Set problem:
All of the lines below are to be printed again exactly; images are excluded from the output.

Data for this exercise:

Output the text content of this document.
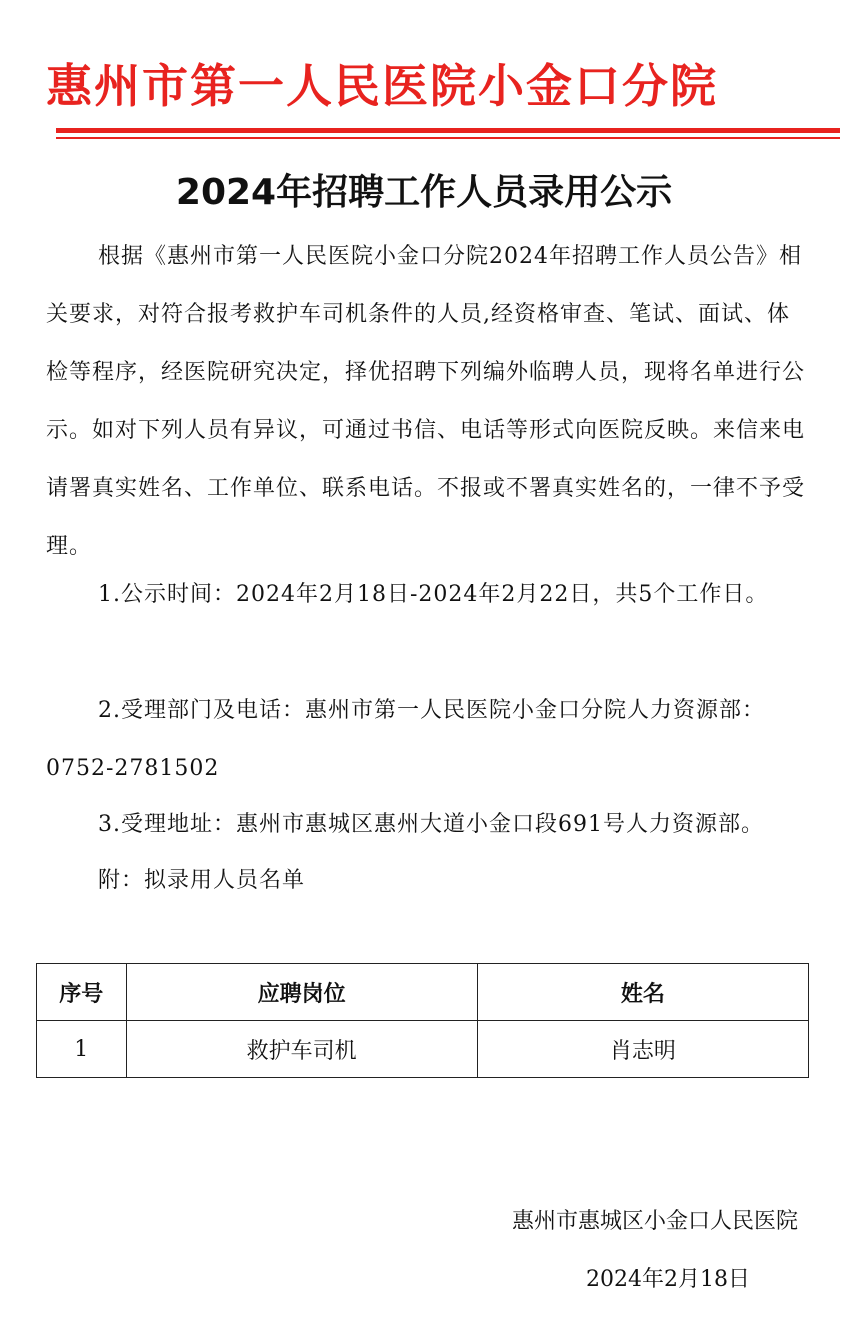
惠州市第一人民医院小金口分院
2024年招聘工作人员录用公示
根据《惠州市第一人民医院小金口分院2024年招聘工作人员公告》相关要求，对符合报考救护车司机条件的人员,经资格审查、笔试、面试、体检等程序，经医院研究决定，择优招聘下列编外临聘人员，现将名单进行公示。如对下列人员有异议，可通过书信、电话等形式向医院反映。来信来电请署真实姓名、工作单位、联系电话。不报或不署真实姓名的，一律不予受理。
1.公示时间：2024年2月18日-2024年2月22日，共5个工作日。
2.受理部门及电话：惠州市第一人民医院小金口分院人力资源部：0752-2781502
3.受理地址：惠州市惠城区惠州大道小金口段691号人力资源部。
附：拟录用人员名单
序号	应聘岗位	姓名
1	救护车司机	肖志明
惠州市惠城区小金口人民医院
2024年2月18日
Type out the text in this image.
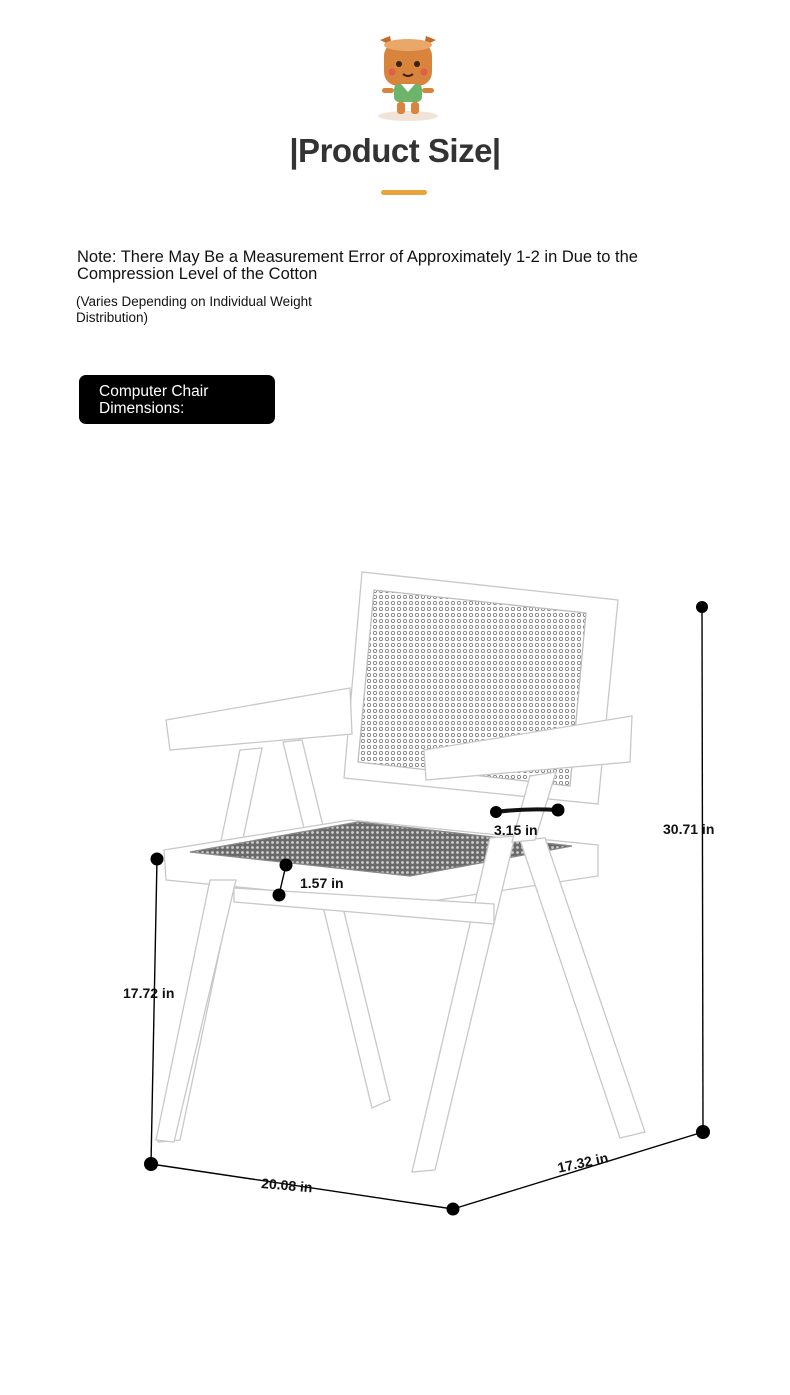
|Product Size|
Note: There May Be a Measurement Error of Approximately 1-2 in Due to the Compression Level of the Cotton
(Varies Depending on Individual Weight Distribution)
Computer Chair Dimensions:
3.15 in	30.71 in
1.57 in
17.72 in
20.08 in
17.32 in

Finished answer:
Output the text content of this document.
惠州市第一人民医院小金口分院
2024年招聘工作人员录用公示
根据《惠州市第一人民医院小金口分院2024年招聘工作人员公告》相关要求，对符合报考救护车司机条件的人员,经资格审查、笔试、面试、体检等程序，经医院研究决定，择优招聘下列编外临聘人员，现将名单进行公示。如对下列人员有异议，可通过书信、电话等形式向医院反映。来信来电请署真实姓名、工作单位、联系电话。不报或不署真实姓名的，一律不予受理。
1.公示时间：2024年2月18日-2024年2月22日，共5个工作日。
2.受理部门及电话：惠州市第一人民医院小金口分院人力资源部：0752-2781502
3.受理地址：惠州市惠城区惠州大道小金口段691号人力资源部。
附：拟录用人员名单
序号	应聘岗位	姓名
1	救护车司机	肖志明
惠州市惠城区小金口人民医院
2024年2月18日
Type out the text in this image.
|Product Size|
Note: There May Be a Measurement Error of Approximately 1-2 in Due to the Compression Level of the Cotton
(Varies Depending on Individual Weight Distribution)
Computer Chair Dimensions:
3.15 in	30.71 in
1.57 in
17.72 in
20.08 in
17.32 in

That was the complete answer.